> _WRITTEN INSTRUCTION_: Tally the lines that contain "argenteos" and report the total alone.

> _INFORMATION PROVIDED_:
START
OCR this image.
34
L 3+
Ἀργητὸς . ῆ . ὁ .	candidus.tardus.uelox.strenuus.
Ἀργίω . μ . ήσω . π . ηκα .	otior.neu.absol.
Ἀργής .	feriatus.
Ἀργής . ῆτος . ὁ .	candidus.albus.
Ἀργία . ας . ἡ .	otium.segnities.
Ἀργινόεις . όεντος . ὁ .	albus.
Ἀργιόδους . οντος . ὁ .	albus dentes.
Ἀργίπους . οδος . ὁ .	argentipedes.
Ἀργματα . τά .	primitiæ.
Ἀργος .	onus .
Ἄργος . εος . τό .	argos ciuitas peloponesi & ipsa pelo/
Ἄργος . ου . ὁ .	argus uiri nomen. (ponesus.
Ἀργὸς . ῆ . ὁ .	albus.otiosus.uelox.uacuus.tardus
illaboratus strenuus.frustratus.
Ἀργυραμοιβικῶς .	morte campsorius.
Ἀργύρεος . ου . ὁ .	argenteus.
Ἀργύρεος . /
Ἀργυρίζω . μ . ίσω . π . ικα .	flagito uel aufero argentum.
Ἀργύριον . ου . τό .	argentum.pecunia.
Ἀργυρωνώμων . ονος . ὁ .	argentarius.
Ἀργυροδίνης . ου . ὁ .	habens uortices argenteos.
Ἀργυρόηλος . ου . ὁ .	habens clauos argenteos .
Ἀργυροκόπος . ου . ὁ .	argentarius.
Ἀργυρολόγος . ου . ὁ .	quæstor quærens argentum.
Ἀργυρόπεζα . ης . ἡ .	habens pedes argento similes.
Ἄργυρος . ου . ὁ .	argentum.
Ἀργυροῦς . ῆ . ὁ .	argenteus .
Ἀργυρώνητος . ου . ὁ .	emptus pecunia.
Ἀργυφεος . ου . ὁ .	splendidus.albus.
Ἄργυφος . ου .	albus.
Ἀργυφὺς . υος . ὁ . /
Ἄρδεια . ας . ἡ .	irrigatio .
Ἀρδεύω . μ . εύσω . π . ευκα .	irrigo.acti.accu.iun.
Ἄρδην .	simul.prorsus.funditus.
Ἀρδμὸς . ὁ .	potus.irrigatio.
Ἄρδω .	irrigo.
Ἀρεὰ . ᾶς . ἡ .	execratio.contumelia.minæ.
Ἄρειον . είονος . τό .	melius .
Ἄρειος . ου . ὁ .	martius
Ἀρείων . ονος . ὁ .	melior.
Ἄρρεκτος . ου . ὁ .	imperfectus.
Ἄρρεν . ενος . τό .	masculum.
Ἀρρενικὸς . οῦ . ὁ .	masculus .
END
> _SOLVED PROBLEM_: 2